#### [DIRECTION]
Locate all lines with the word "LLANOS". Copy them.

#### [MATERIAL PROVIDED]
....
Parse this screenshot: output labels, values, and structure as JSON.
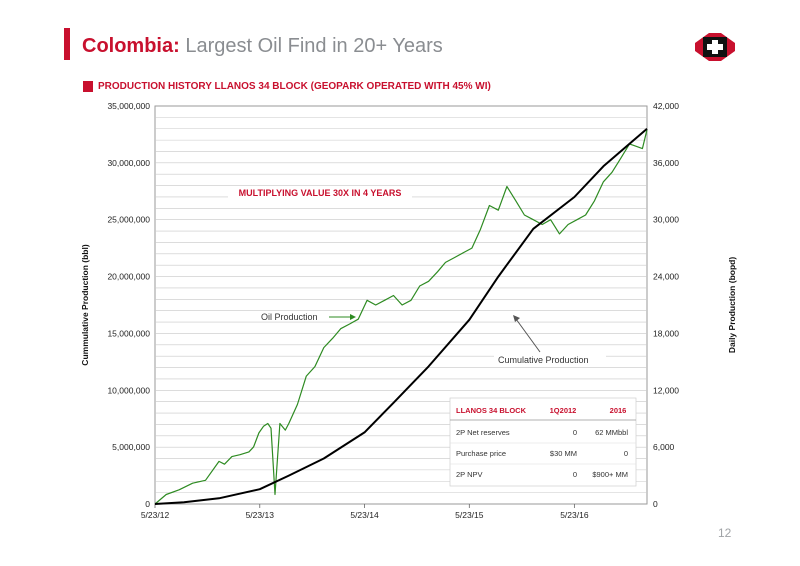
{
  "header": {
    "title_accent": "Colombia:",
    "title_rest": "Largest Oil Find in 20+ Years",
    "subtitle": "PRODUCTION HISTORY LLANOS 34 BLOCK (GEOPARK OPERATED WITH 45% WI)",
    "page_number": "12"
  },
  "chart_data": {
    "type": "line",
    "y_left": {
      "label": "Cummulative Production (bbl)",
      "ticks": [
        "0",
        "5,000,000",
        "10,000,000",
        "15,000,000",
        "20,000,000",
        "25,000,000",
        "30,000,000",
        "35,000,000"
      ],
      "range": [
        0,
        35000000
      ]
    },
    "y_right": {
      "label": "Daily Production (bopd)",
      "ticks": [
        "0",
        "6,000",
        "12,000",
        "18,000",
        "24,000",
        "30,000",
        "36,000",
        "42,000"
      ],
      "range": [
        0,
        42000
      ]
    },
    "x_ticks": [
      "5/23/12",
      "5/23/13",
      "5/23/14",
      "5/23/15",
      "5/23/16"
    ],
    "x_range": [
      "2012-05-23",
      "2017-01-31"
    ],
    "grid": true,
    "banner": "MULTIPLYING VALUE 30X IN 4 YEARS",
    "series": [
      {
        "name": "Oil Production",
        "axis": "right",
        "color": "#2e8b22",
        "x": [
          "2012-05-23",
          "2012-07-01",
          "2012-08-15",
          "2012-10-01",
          "2012-11-15",
          "2013-01-01",
          "2013-01-20",
          "2013-02-15",
          "2013-03-15",
          "2013-04-15",
          "2013-05-01",
          "2013-05-20",
          "2013-06-05",
          "2013-06-20",
          "2013-07-01",
          "2013-07-15",
          "2013-08-01",
          "2013-08-20",
          "2013-09-01",
          "2013-10-01",
          "2013-11-01",
          "2013-12-01",
          "2014-01-01",
          "2014-02-01",
          "2014-03-01",
          "2014-04-01",
          "2014-05-01",
          "2014-06-01",
          "2014-07-01",
          "2014-08-01",
          "2014-09-01",
          "2014-10-01",
          "2014-11-01",
          "2014-12-01",
          "2015-01-01",
          "2015-02-01",
          "2015-03-01",
          "2015-04-01",
          "2015-05-01",
          "2015-06-01",
          "2015-07-01",
          "2015-08-01",
          "2015-09-01",
          "2015-10-01",
          "2015-11-01",
          "2015-12-01",
          "2016-01-01",
          "2016-02-01",
          "2016-03-01",
          "2016-04-01",
          "2016-05-01",
          "2016-06-01",
          "2016-07-01",
          "2016-08-01",
          "2016-09-01",
          "2016-10-01",
          "2016-11-01",
          "2016-12-01",
          "2017-01-15",
          "2017-01-31"
        ],
        "values": [
          0,
          1000,
          1500,
          2200,
          2500,
          4500,
          4200,
          5000,
          5200,
          5500,
          6000,
          7500,
          8200,
          8500,
          8000,
          1000,
          8500,
          7800,
          8500,
          10500,
          13500,
          14500,
          16500,
          17500,
          18500,
          19000,
          19500,
          21500,
          21000,
          21500,
          22000,
          21000,
          21500,
          23000,
          23500,
          24500,
          25500,
          26000,
          26500,
          27000,
          29000,
          31500,
          31000,
          33500,
          32000,
          30500,
          30000,
          29500,
          30000,
          28500,
          29500,
          30000,
          30500,
          32000,
          34000,
          35000,
          36500,
          38000,
          37500,
          39500
        ]
      },
      {
        "name": "Cumulative Production",
        "axis": "left",
        "color": "#000000",
        "x": [
          "2012-05-23",
          "2012-09-01",
          "2013-01-01",
          "2013-05-23",
          "2013-09-01",
          "2014-01-01",
          "2014-05-23",
          "2014-09-01",
          "2015-01-01",
          "2015-05-23",
          "2015-09-01",
          "2016-01-01",
          "2016-05-23",
          "2016-09-01",
          "2017-01-31"
        ],
        "values": [
          0,
          150000,
          500000,
          1300000,
          2500000,
          4000000,
          6300000,
          8900000,
          12100000,
          16200000,
          20000000,
          24200000,
          27000000,
          29700000,
          33000000
        ]
      }
    ]
  },
  "annotations": {
    "oil_label": "Oil Production",
    "cum_label": "Cumulative Production"
  },
  "table": {
    "headers": [
      "LLANOS 34 BLOCK",
      "1Q2012",
      "2016"
    ],
    "rows": [
      [
        "2P Net reserves",
        "0",
        "62 MMbbl"
      ],
      [
        "Purchase price",
        "$30 MM",
        "0"
      ],
      [
        "2P NPV",
        "0",
        "$900+ MM"
      ]
    ]
  }
}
....
#### [FINAL RESULT]
    "subtitle": "PRODUCTION HISTORY LLANOS 34 BLOCK (GEOPARK OPERATED WITH 45% WI)",
      "LLANOS 34 BLOCK",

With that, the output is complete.